▸ What you are asked to do
Repeat the listing in full, exactly as it stands.

▸ Information supplied

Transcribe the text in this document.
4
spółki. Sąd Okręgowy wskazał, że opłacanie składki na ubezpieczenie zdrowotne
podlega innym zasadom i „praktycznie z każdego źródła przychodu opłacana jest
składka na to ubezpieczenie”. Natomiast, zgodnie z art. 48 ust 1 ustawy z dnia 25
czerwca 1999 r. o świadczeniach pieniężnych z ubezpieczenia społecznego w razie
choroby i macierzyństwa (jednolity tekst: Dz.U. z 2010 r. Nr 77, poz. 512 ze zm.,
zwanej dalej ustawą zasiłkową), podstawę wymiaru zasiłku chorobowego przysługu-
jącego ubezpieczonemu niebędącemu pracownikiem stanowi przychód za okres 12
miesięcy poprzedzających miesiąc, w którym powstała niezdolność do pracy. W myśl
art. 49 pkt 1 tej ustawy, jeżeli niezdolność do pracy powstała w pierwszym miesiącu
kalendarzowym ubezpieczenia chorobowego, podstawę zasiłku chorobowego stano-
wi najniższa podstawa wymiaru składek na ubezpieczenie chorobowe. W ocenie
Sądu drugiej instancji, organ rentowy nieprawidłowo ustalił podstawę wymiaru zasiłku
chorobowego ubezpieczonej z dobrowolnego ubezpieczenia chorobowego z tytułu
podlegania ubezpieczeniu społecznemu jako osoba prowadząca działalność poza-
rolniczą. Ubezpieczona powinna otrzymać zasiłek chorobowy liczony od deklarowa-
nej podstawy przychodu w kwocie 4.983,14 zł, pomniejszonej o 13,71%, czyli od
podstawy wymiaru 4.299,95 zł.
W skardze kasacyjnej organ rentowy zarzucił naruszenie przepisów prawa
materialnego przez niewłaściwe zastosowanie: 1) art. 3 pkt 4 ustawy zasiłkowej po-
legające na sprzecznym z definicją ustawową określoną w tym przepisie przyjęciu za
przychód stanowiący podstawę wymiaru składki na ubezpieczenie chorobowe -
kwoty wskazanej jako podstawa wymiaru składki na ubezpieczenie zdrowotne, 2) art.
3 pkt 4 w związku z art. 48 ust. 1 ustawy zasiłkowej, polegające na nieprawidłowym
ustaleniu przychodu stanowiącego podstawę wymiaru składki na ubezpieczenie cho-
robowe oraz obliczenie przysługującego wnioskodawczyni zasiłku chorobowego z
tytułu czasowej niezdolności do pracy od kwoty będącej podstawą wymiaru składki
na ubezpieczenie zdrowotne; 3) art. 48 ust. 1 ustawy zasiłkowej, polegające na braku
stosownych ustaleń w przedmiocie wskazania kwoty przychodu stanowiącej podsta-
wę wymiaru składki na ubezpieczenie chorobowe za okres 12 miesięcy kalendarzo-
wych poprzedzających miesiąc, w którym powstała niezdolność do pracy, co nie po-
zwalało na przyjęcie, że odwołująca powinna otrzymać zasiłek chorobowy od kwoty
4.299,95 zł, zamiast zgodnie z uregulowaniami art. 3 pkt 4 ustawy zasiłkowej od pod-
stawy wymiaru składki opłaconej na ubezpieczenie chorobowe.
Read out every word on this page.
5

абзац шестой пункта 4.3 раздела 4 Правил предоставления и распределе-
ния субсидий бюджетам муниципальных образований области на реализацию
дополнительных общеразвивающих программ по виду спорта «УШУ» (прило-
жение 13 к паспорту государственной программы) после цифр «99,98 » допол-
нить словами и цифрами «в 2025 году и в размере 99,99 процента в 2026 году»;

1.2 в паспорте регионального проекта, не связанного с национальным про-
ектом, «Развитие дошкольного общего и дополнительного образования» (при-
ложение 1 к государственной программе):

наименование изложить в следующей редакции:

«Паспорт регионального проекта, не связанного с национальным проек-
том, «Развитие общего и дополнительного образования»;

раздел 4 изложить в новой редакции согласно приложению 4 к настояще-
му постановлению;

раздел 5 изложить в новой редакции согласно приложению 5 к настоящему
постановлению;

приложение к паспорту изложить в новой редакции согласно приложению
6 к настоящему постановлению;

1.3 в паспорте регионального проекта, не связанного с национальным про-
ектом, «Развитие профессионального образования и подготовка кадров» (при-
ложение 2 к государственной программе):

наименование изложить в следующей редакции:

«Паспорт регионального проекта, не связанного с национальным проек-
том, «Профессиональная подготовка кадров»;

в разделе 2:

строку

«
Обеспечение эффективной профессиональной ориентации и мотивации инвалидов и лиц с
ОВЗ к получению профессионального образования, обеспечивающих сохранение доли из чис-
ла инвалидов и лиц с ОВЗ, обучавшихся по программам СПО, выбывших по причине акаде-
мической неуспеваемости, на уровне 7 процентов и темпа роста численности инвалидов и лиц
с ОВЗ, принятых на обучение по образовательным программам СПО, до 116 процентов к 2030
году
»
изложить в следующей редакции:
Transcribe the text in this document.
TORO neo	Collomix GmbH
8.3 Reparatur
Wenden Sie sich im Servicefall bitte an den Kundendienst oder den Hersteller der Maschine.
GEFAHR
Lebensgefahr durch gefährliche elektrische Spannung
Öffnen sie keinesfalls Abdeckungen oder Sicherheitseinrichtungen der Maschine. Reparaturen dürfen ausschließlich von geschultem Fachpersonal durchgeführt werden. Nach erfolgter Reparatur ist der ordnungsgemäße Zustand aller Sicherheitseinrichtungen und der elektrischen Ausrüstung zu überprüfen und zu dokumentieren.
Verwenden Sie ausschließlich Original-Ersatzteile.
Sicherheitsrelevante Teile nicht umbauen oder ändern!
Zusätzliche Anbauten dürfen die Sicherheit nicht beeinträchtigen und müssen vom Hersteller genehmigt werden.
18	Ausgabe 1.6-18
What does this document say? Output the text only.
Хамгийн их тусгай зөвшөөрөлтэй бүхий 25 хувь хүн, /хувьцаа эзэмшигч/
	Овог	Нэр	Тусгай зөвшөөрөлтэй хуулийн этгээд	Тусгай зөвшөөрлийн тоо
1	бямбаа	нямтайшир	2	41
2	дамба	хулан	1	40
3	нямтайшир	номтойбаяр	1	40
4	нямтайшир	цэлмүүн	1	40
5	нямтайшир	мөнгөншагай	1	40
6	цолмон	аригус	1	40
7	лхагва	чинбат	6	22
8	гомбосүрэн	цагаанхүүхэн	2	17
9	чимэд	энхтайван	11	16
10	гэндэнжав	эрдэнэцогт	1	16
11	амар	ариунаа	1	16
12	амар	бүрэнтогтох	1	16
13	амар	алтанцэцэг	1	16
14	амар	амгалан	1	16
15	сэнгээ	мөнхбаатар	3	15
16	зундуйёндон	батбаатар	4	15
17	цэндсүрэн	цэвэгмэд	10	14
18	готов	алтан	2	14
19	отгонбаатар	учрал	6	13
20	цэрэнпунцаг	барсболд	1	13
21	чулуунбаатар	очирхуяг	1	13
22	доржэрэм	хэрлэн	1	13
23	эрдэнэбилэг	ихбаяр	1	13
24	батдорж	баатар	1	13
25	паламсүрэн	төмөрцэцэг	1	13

▸ Task response
Transcribe the text in this document.
4
spółki. Sąd Okręgowy wskazał, że opłacanie składki na ubezpieczenie zdrowotne
podlega innym zasadom i „praktycznie z każdego źródła przychodu opłacana jest
składka na to ubezpieczenie”. Natomiast, zgodnie z art. 48 ust 1 ustawy z dnia 25
czerwca 1999 r. o świadczeniach pieniężnych z ubezpieczenia społecznego w razie
choroby i macierzyństwa (jednolity tekst: Dz.U. z 2010 r. Nr 77, poz. 512 ze zm.,
zwanej dalej ustawą zasiłkową), podstawę wymiaru zasiłku chorobowego przysługu-
jącego ubezpieczonemu niebędącemu pracownikiem stanowi przychód za okres 12
miesięcy poprzedzających miesiąc, w którym powstała niezdolność do pracy. W myśl
art. 49 pkt 1 tej ustawy, jeżeli niezdolność do pracy powstała w pierwszym miesiącu
kalendarzowym ubezpieczenia chorobowego, podstawę zasiłku chorobowego stano-
wi najniższa podstawa wymiaru składek na ubezpieczenie chorobowe. W ocenie
Sądu drugiej instancji, organ rentowy nieprawidłowo ustalił podstawę wymiaru zasiłku
chorobowego ubezpieczonej z dobrowolnego ubezpieczenia chorobowego z tytułu
podlegania ubezpieczeniu społecznemu jako osoba prowadząca działalność poza-
rolniczą. Ubezpieczona powinna otrzymać zasiłek chorobowy liczony od deklarowa-
nej podstawy przychodu w kwocie 4.983,14 zł, pomniejszonej o 13,71%, czyli od
podstawy wymiaru 4.299,95 zł.
W skardze kasacyjnej organ rentowy zarzucił naruszenie przepisów prawa
materialnego przez niewłaściwe zastosowanie: 1) art. 3 pkt 4 ustawy zasiłkowej po-
legające na sprzecznym z definicją ustawową określoną w tym przepisie przyjęciu za
przychód stanowiący podstawę wymiaru składki na ubezpieczenie chorobowe -
kwoty wskazanej jako podstawa wymiaru składki na ubezpieczenie zdrowotne, 2) art.
3 pkt 4 w związku z art. 48 ust. 1 ustawy zasiłkowej, polegające na nieprawidłowym
ustaleniu przychodu stanowiącego podstawę wymiaru składki na ubezpieczenie cho-
robowe oraz obliczenie przysługującego wnioskodawczyni zasiłku chorobowego z
tytułu czasowej niezdolności do pracy od kwoty będącej podstawą wymiaru składki
na ubezpieczenie zdrowotne; 3) art. 48 ust. 1 ustawy zasiłkowej, polegające na braku
stosownych ustaleń w przedmiocie wskazania kwoty przychodu stanowiącej podsta-
wę wymiaru składki na ubezpieczenie chorobowe za okres 12 miesięcy kalendarzo-
wych poprzedzających miesiąc, w którym powstała niezdolność do pracy, co nie po-
zwalało na przyjęcie, że odwołująca powinna otrzymać zasiłek chorobowy od kwoty
4.299,95 zł, zamiast zgodnie z uregulowaniami art. 3 pkt 4 ustawy zasiłkowej od pod-
stawy wymiaru składki opłaconej na ubezpieczenie chorobowe.
Read out every word on this page.
5

абзац шестой пункта 4.3 раздела 4 Правил предоставления и распределе-
ния субсидий бюджетам муниципальных образований области на реализацию
дополнительных общеразвивающих программ по виду спорта «УШУ» (прило-
жение 13 к паспорту государственной программы) после цифр «99,98 » допол-
нить словами и цифрами «в 2025 году и в размере 99,99 процента в 2026 году»;

1.2 в паспорте регионального проекта, не связанного с национальным про-
ектом, «Развитие дошкольного общего и дополнительного образования» (при-
ложение 1 к государственной программе):

наименование изложить в следующей редакции:

«Паспорт регионального проекта, не связанного с национальным проек-
том, «Развитие общего и дополнительного образования»;

раздел 4 изложить в новой редакции согласно приложению 4 к настояще-
му постановлению;

раздел 5 изложить в новой редакции согласно приложению 5 к настоящему
постановлению;

приложение к паспорту изложить в новой редакции согласно приложению
6 к настоящему постановлению;

1.3 в паспорте регионального проекта, не связанного с национальным про-
ектом, «Развитие профессионального образования и подготовка кадров» (при-
ложение 2 к государственной программе):

наименование изложить в следующей редакции:

«Паспорт регионального проекта, не связанного с национальным проек-
том, «Профессиональная подготовка кадров»;

в разделе 2:

строку

«
Обеспечение эффективной профессиональной ориентации и мотивации инвалидов и лиц с
ОВЗ к получению профессионального образования, обеспечивающих сохранение доли из чис-
ла инвалидов и лиц с ОВЗ, обучавшихся по программам СПО, выбывших по причине акаде-
мической неуспеваемости, на уровне 7 процентов и темпа роста численности инвалидов и лиц
с ОВЗ, принятых на обучение по образовательным программам СПО, до 116 процентов к 2030
году
»
изложить в следующей редакции:
Transcribe the text in this document.
TORO neo	Collomix GmbH
8.3 Reparatur
Wenden Sie sich im Servicefall bitte an den Kundendienst oder den Hersteller der Maschine.
GEFAHR
Lebensgefahr durch gefährliche elektrische Spannung
Öffnen sie keinesfalls Abdeckungen oder Sicherheitseinrichtungen der Maschine. Reparaturen dürfen ausschließlich von geschultem Fachpersonal durchgeführt werden. Nach erfolgter Reparatur ist der ordnungsgemäße Zustand aller Sicherheitseinrichtungen und der elektrischen Ausrüstung zu überprüfen und zu dokumentieren.
Verwenden Sie ausschließlich Original-Ersatzteile.
Sicherheitsrelevante Teile nicht umbauen oder ändern!
Zusätzliche Anbauten dürfen die Sicherheit nicht beeinträchtigen und müssen vom Hersteller genehmigt werden.
18	Ausgabe 1.6-18
What does this document say? Output the text only.
Хамгийн их тусгай зөвшөөрөлтэй бүхий 25 хувь хүн, /хувьцаа эзэмшигч/
	Овог	Нэр	Тусгай зөвшөөрөлтэй хуулийн этгээд	Тусгай зөвшөөрлийн тоо
1	бямбаа	нямтайшир	2	41
2	дамба	хулан	1	40
3	нямтайшир	номтойбаяр	1	40
4	нямтайшир	цэлмүүн	1	40
5	нямтайшир	мөнгөншагай	1	40
6	цолмон	аригус	1	40
7	лхагва	чинбат	6	22
8	гомбосүрэн	цагаанхүүхэн	2	17
9	чимэд	энхтайван	11	16
10	гэндэнжав	эрдэнэцогт	1	16
11	амар	ариунаа	1	16
12	амар	бүрэнтогтох	1	16
13	амар	алтанцэцэг	1	16
14	амар	амгалан	1	16
15	сэнгээ	мөнхбаатар	3	15
16	зундуйёндон	батбаатар	4	15
17	цэндсүрэн	цэвэгмэд	10	14
18	готов	алтан	2	14
19	отгонбаатар	учрал	6	13
20	цэрэнпунцаг	барсболд	1	13
21	чулуунбаатар	очирхуяг	1	13
22	доржэрэм	хэрлэн	1	13
23	эрдэнэбилэг	ихбаяр	1	13
24	батдорж	баатар	1	13
25	паламсүрэн	төмөрцэцэг	1	13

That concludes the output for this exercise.